— Start Supplied records —

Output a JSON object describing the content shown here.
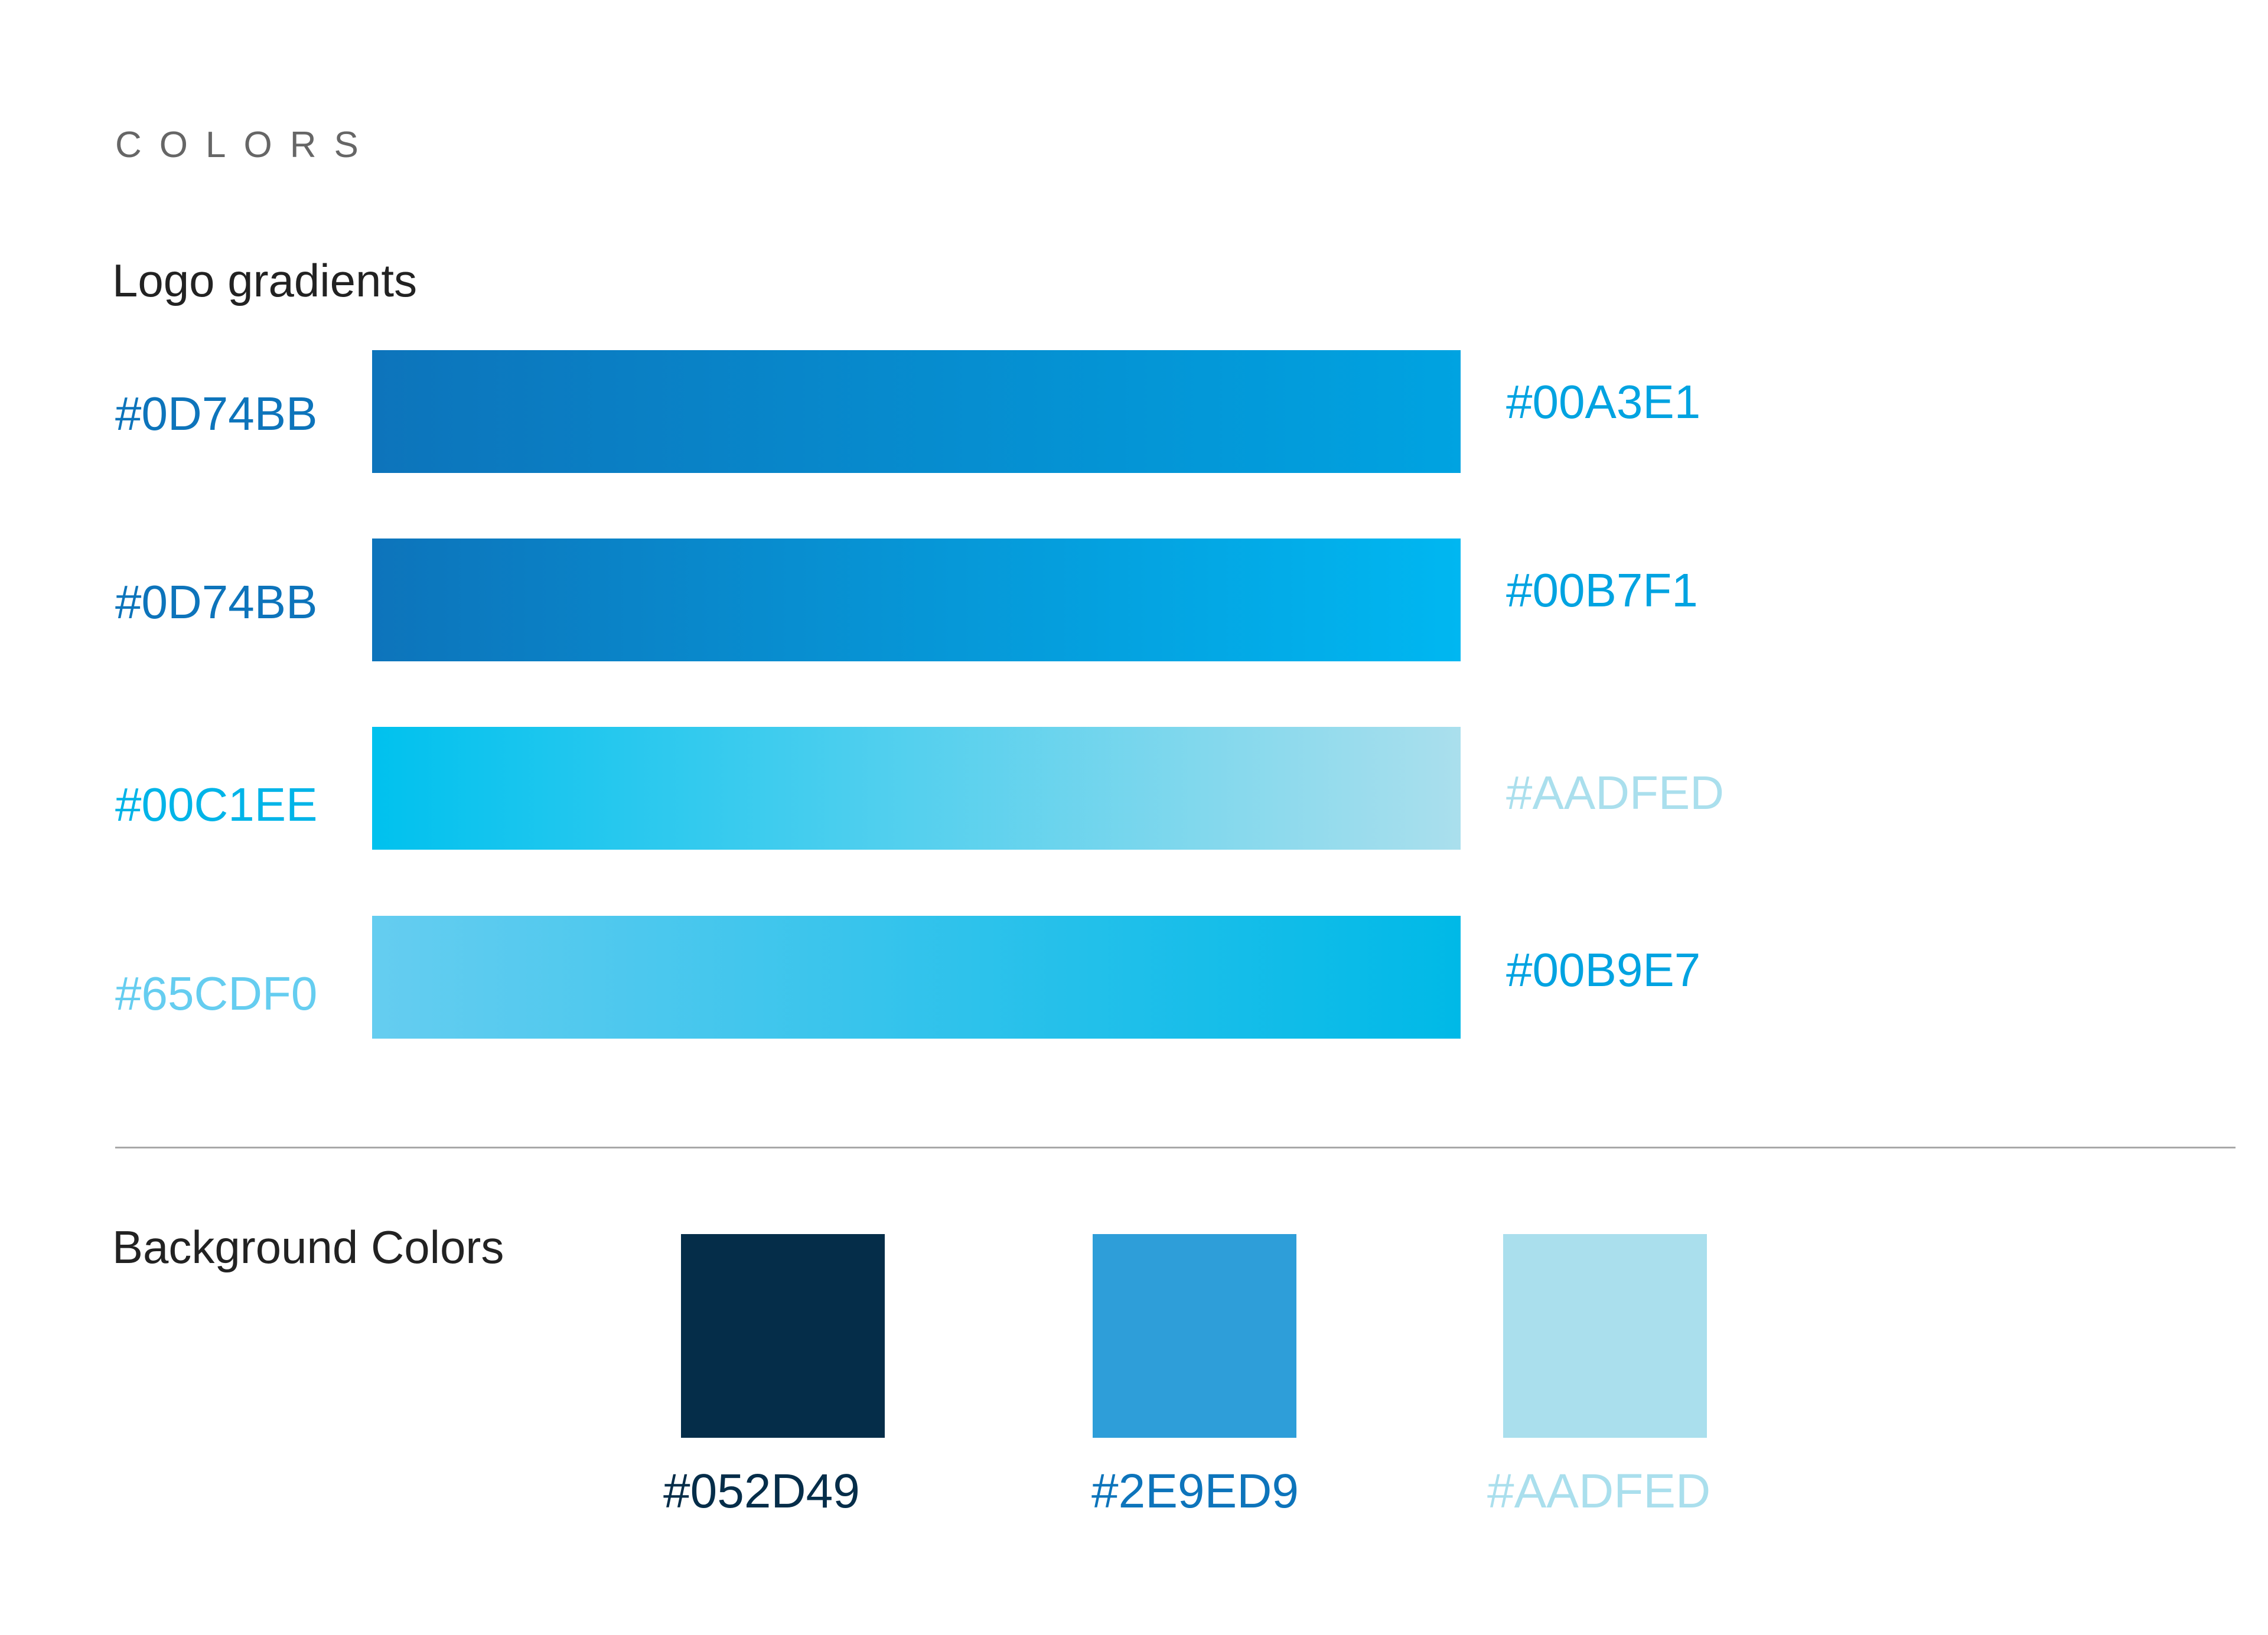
{
  "page": {
    "section_title": "COLORS"
  },
  "logo_gradients": {
    "heading": "Logo gradients",
    "rows": [
      {
        "start_label": "#0D74BB",
        "end_label": "#00A3E1",
        "start_color": "#0D74BB",
        "end_color": "#00A3E1"
      },
      {
        "start_label": "#0D74BB",
        "end_label": "#00B7F1",
        "start_color": "#0D74BB",
        "end_color": "#00B7F1"
      },
      {
        "start_label": "#00C1EE",
        "end_label": "#AADFED",
        "start_color": "#00C1EE",
        "end_color": "#AADFED"
      },
      {
        "start_label": "#65CDF0",
        "end_label": "#00B9E7",
        "start_color": "#65CDF0",
        "end_color": "#00B9E7"
      }
    ]
  },
  "background_colors": {
    "heading": "Background Colors",
    "swatches": [
      {
        "label": "#052D49",
        "color": "#052D49"
      },
      {
        "label": "#2E9ED9",
        "color": "#2E9ED9"
      },
      {
        "label": "#AADFED",
        "color": "#AADFED"
      }
    ]
  }
}
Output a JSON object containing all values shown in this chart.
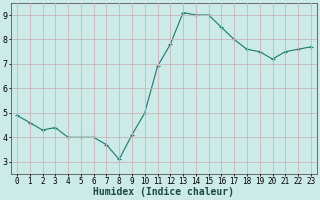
{
  "x": [
    0,
    1,
    2,
    3,
    4,
    5,
    6,
    7,
    8,
    9,
    10,
    11,
    12,
    13,
    14,
    15,
    16,
    17,
    18,
    19,
    20,
    21,
    22,
    23
  ],
  "y": [
    4.9,
    4.6,
    4.3,
    4.4,
    4.0,
    4.0,
    4.0,
    3.7,
    3.1,
    4.1,
    5.0,
    6.9,
    7.8,
    9.1,
    9.0,
    9.0,
    8.5,
    8.0,
    7.6,
    7.5,
    7.2,
    7.5,
    7.6,
    7.7
  ],
  "line_color": "#1a7a6e",
  "marker": "+",
  "markersize": 3.0,
  "linewidth": 0.8,
  "xlabel": "Humidex (Indice chaleur)",
  "xlabel_fontsize": 7,
  "background_color": "#cceae7",
  "grid_color": "#c8b8b8",
  "xlim": [
    -0.5,
    23.5
  ],
  "ylim": [
    2.5,
    9.5
  ],
  "yticks": [
    3,
    4,
    5,
    6,
    7,
    8,
    9
  ],
  "xticks": [
    0,
    1,
    2,
    3,
    4,
    5,
    6,
    7,
    8,
    9,
    10,
    11,
    12,
    13,
    14,
    15,
    16,
    17,
    18,
    19,
    20,
    21,
    22,
    23
  ],
  "tick_labelsize": 5.5,
  "spine_color": "#555555"
}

— End Supplied records —

▸ Given task
Output only the lines running from the line with "Output a JSON object containing" through the last line of the entries above, inclusive, with pictures excluded.

▸ Task output
Output a JSON object containing all values shown in this chart.
{
  "x": [
    0,
    1,
    2,
    3,
    4,
    5,
    6,
    7,
    8,
    9,
    10,
    11,
    12,
    13,
    14,
    15,
    16,
    17,
    18,
    19,
    20,
    21,
    22,
    23
  ],
  "y": [
    4.9,
    4.6,
    4.3,
    4.4,
    4.0,
    4.0,
    4.0,
    3.7,
    3.1,
    4.1,
    5.0,
    6.9,
    7.8,
    9.1,
    9.0,
    9.0,
    8.5,
    8.0,
    7.6,
    7.5,
    7.2,
    7.5,
    7.6,
    7.7
  ],
  "line_color": "#1a7a6e",
  "marker": "+",
  "markersize": 3.0,
  "linewidth": 0.8,
  "xlabel": "Humidex (Indice chaleur)",
  "xlabel_fontsize": 7,
  "background_color": "#cceae7",
  "grid_color": "#c8b8b8",
  "xlim": [
    -0.5,
    23.5
  ],
  "ylim": [
    2.5,
    9.5
  ],
  "yticks": [
    3,
    4,
    5,
    6,
    7,
    8,
    9
  ],
  "xticks": [
    0,
    1,
    2,
    3,
    4,
    5,
    6,
    7,
    8,
    9,
    10,
    11,
    12,
    13,
    14,
    15,
    16,
    17,
    18,
    19,
    20,
    21,
    22,
    23
  ],
  "tick_labelsize": 5.5,
  "spine_color": "#555555"
}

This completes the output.